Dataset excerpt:
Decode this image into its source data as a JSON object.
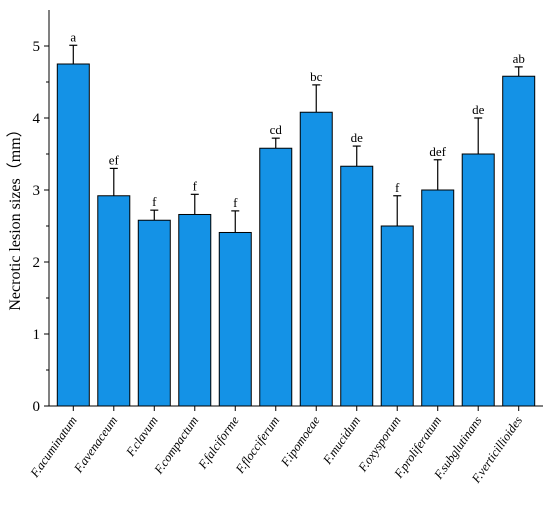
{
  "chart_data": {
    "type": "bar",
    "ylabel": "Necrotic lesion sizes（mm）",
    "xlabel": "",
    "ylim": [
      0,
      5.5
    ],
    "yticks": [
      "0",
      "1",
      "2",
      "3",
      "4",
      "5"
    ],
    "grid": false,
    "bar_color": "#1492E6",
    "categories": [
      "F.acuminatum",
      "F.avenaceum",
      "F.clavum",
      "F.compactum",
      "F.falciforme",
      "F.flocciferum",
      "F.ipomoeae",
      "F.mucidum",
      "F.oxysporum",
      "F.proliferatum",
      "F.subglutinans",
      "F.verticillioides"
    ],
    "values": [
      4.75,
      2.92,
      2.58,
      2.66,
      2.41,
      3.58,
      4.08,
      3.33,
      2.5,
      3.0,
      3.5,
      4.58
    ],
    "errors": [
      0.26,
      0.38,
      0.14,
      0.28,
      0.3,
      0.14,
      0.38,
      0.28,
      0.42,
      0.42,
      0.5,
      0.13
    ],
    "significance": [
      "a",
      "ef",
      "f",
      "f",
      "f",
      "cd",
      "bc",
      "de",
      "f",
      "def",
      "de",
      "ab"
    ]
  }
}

--

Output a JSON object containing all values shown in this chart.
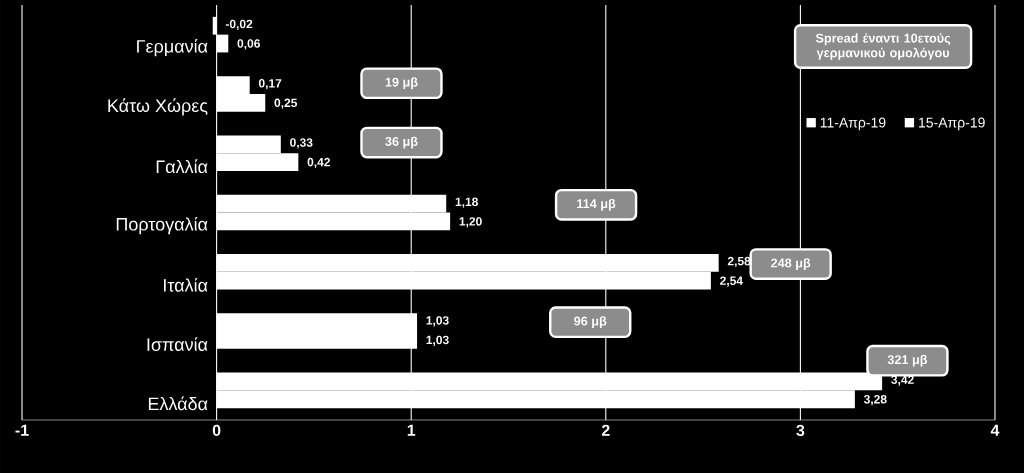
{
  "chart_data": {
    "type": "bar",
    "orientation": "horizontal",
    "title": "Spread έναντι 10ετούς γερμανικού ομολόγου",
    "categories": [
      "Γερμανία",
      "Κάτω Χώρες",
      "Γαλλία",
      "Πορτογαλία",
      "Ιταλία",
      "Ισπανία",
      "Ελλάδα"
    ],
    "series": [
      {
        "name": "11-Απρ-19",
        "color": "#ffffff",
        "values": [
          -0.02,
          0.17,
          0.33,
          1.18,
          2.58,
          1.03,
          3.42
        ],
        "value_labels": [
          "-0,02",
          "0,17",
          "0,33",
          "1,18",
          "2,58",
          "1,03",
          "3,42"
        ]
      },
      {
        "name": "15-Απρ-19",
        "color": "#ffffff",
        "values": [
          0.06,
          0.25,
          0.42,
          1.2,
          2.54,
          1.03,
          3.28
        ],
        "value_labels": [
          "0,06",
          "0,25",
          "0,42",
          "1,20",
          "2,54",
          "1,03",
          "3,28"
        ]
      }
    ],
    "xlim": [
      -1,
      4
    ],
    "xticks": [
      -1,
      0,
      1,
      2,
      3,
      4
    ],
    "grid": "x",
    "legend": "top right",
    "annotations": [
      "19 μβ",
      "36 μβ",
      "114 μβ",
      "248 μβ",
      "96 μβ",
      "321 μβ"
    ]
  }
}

• **What the exercise asks**:
From the records above, copy every line that holds the word "JSON".

• **Full solution**:
Decode this image into its source data as a JSON object.
Output a JSON object containing all values shown in this chart.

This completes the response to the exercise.